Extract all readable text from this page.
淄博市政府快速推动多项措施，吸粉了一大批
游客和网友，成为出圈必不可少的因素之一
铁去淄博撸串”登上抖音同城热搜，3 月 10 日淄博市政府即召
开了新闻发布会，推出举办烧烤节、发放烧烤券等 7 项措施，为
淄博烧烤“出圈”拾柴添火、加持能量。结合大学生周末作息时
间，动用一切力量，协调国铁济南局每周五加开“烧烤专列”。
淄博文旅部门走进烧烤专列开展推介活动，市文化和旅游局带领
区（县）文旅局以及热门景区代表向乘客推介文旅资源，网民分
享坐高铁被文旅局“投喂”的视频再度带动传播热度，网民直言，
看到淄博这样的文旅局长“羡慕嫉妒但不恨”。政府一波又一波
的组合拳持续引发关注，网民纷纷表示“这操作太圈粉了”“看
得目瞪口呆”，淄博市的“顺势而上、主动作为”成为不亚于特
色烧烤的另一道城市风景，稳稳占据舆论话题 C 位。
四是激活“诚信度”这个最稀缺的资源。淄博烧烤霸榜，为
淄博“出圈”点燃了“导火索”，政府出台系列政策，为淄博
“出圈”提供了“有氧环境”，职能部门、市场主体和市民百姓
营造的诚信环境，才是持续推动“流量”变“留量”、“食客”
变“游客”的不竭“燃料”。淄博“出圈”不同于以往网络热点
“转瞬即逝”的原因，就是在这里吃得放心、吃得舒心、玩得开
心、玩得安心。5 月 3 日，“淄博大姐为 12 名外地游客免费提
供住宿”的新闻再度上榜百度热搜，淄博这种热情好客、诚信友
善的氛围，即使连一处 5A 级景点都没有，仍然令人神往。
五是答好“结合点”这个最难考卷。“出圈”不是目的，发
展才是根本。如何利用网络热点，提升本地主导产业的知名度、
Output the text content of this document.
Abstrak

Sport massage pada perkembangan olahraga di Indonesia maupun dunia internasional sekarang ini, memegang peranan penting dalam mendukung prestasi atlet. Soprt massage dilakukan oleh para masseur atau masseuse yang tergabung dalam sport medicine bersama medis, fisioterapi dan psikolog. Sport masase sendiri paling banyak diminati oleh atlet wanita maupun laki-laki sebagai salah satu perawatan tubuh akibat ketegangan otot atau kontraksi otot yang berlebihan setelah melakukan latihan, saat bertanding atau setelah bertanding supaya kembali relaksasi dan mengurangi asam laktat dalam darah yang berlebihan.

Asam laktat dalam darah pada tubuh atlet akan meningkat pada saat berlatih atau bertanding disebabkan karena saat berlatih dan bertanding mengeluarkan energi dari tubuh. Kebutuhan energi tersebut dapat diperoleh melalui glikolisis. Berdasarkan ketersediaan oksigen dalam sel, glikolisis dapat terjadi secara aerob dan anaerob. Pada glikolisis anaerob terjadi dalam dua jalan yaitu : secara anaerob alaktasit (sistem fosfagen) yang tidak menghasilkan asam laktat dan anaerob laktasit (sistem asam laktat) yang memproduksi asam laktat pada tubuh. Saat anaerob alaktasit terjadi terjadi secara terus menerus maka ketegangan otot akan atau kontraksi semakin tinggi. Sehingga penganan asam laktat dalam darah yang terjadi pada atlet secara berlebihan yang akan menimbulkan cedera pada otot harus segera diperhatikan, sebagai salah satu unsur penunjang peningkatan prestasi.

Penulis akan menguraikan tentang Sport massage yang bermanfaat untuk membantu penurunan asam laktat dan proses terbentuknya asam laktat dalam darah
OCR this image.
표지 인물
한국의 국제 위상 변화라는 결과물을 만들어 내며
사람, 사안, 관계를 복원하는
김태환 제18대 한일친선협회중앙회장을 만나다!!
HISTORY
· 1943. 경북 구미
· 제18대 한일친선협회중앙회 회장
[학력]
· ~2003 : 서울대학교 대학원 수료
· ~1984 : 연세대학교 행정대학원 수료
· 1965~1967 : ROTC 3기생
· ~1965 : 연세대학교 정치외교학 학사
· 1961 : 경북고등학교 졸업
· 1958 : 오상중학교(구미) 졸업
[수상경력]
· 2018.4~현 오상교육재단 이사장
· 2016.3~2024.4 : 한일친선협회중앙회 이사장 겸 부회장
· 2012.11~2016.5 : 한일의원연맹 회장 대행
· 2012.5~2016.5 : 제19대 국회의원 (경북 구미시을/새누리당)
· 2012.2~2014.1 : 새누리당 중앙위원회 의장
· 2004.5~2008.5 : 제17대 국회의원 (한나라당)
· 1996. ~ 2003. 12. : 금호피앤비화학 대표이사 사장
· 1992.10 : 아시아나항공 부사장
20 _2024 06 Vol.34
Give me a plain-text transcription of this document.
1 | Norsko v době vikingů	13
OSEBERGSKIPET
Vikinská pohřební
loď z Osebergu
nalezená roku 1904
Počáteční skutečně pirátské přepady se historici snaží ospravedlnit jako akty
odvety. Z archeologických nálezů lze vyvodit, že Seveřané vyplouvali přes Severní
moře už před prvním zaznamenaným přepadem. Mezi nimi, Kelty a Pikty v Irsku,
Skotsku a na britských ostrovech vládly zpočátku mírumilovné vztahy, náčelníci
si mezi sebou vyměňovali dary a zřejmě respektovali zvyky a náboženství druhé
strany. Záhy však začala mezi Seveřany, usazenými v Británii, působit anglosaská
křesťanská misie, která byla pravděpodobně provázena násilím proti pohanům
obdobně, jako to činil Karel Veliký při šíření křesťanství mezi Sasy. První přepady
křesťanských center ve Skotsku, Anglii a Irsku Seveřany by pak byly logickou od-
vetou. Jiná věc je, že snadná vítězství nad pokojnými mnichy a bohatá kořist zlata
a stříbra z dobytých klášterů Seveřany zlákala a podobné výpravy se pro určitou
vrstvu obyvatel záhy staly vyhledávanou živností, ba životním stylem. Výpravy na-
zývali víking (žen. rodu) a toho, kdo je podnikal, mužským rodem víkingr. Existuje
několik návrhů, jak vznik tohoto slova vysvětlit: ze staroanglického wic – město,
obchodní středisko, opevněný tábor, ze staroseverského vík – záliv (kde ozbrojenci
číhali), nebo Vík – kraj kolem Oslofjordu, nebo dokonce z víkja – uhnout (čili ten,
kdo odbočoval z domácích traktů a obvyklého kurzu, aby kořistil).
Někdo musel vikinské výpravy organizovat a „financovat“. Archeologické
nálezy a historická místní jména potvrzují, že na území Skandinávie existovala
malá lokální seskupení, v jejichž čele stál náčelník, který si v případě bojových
********
**What is being asked**
Select the lines in this material that hold the word "국회의원", leaving none out.

**Exercise result**
· 2012.5~2016.5 : 제19대 국회의원 (경북 구미시을/새누리당)
· 2004.5~2008.5 : 제17대 국회의원 (한나라당)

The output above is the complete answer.